The whole listing should come back exactly as written, except for the pictures.

> RECORDS SUPPLIED
--------------------
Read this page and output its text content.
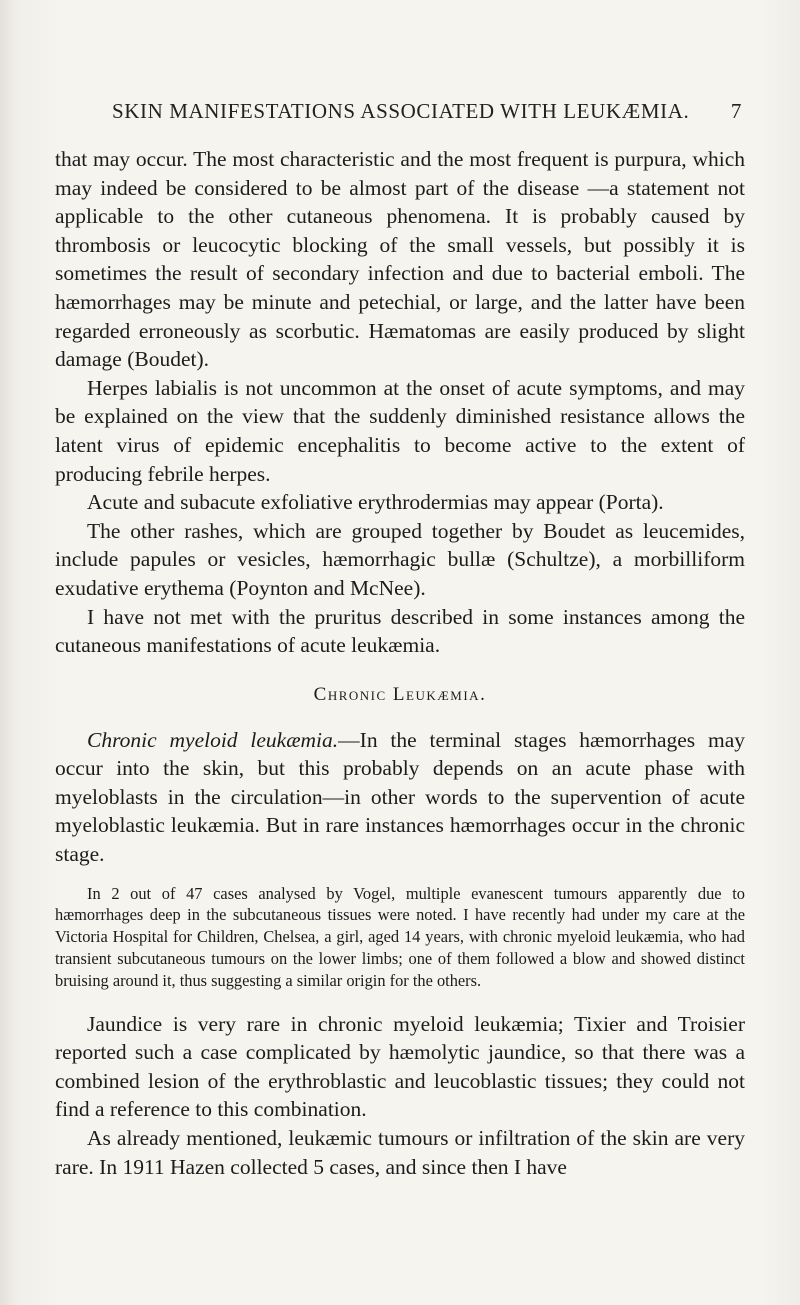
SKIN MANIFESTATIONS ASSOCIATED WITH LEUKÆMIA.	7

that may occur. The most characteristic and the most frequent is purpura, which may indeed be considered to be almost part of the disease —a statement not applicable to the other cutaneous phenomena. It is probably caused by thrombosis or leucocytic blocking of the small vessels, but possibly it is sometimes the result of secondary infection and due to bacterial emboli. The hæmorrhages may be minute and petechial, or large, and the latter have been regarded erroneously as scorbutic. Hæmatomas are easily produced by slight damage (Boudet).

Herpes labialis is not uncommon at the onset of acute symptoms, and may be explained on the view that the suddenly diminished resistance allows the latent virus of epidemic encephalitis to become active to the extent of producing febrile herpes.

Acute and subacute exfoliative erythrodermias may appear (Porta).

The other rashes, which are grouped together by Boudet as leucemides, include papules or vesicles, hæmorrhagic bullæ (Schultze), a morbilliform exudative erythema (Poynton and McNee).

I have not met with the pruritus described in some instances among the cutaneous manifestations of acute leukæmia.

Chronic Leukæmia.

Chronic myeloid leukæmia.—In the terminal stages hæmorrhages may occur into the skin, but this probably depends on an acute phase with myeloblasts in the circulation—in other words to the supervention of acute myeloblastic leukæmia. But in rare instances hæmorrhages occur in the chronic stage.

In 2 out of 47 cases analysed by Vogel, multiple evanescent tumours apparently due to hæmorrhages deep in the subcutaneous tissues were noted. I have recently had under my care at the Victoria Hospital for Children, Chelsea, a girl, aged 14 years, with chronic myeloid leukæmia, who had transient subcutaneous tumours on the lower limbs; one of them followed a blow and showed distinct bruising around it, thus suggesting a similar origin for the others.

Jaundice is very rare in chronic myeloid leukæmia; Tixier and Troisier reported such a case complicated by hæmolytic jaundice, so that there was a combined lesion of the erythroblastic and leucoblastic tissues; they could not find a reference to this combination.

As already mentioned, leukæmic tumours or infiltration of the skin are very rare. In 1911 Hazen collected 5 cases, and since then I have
--------------------
> OUTPUT FOR THIS TASK
Read this page and output its text content.
SKIN MANIFESTATIONS ASSOCIATED WITH LEUKÆMIA.	7

that may occur. The most characteristic and the most frequent is purpura, which may indeed be considered to be almost part of the disease —a statement not applicable to the other cutaneous phenomena. It is probably caused by thrombosis or leucocytic blocking of the small vessels, but possibly it is sometimes the result of secondary infection and due to bacterial emboli. The hæmorrhages may be minute and petechial, or large, and the latter have been regarded erroneously as scorbutic. Hæmatomas are easily produced by slight damage (Boudet).

Herpes labialis is not uncommon at the onset of acute symptoms, and may be explained on the view that the suddenly diminished resistance allows the latent virus of epidemic encephalitis to become active to the extent of producing febrile herpes.

Acute and subacute exfoliative erythrodermias may appear (Porta).

The other rashes, which are grouped together by Boudet as leucemides, include papules or vesicles, hæmorrhagic bullæ (Schultze), a morbilliform exudative erythema (Poynton and McNee).

I have not met with the pruritus described in some instances among the cutaneous manifestations of acute leukæmia.

Chronic Leukæmia.

Chronic myeloid leukæmia.—In the terminal stages hæmorrhages may occur into the skin, but this probably depends on an acute phase with myeloblasts in the circulation—in other words to the supervention of acute myeloblastic leukæmia. But in rare instances hæmorrhages occur in the chronic stage.

In 2 out of 47 cases analysed by Vogel, multiple evanescent tumours apparently due to hæmorrhages deep in the subcutaneous tissues were noted. I have recently had under my care at the Victoria Hospital for Children, Chelsea, a girl, aged 14 years, with chronic myeloid leukæmia, who had transient subcutaneous tumours on the lower limbs; one of them followed a blow and showed distinct bruising around it, thus suggesting a similar origin for the others.

Jaundice is very rare in chronic myeloid leukæmia; Tixier and Troisier reported such a case complicated by hæmolytic jaundice, so that there was a combined lesion of the erythroblastic and leucoblastic tissues; they could not find a reference to this combination.

As already mentioned, leukæmic tumours or infiltration of the skin are very rare. In 1911 Hazen collected 5 cases, and since then I have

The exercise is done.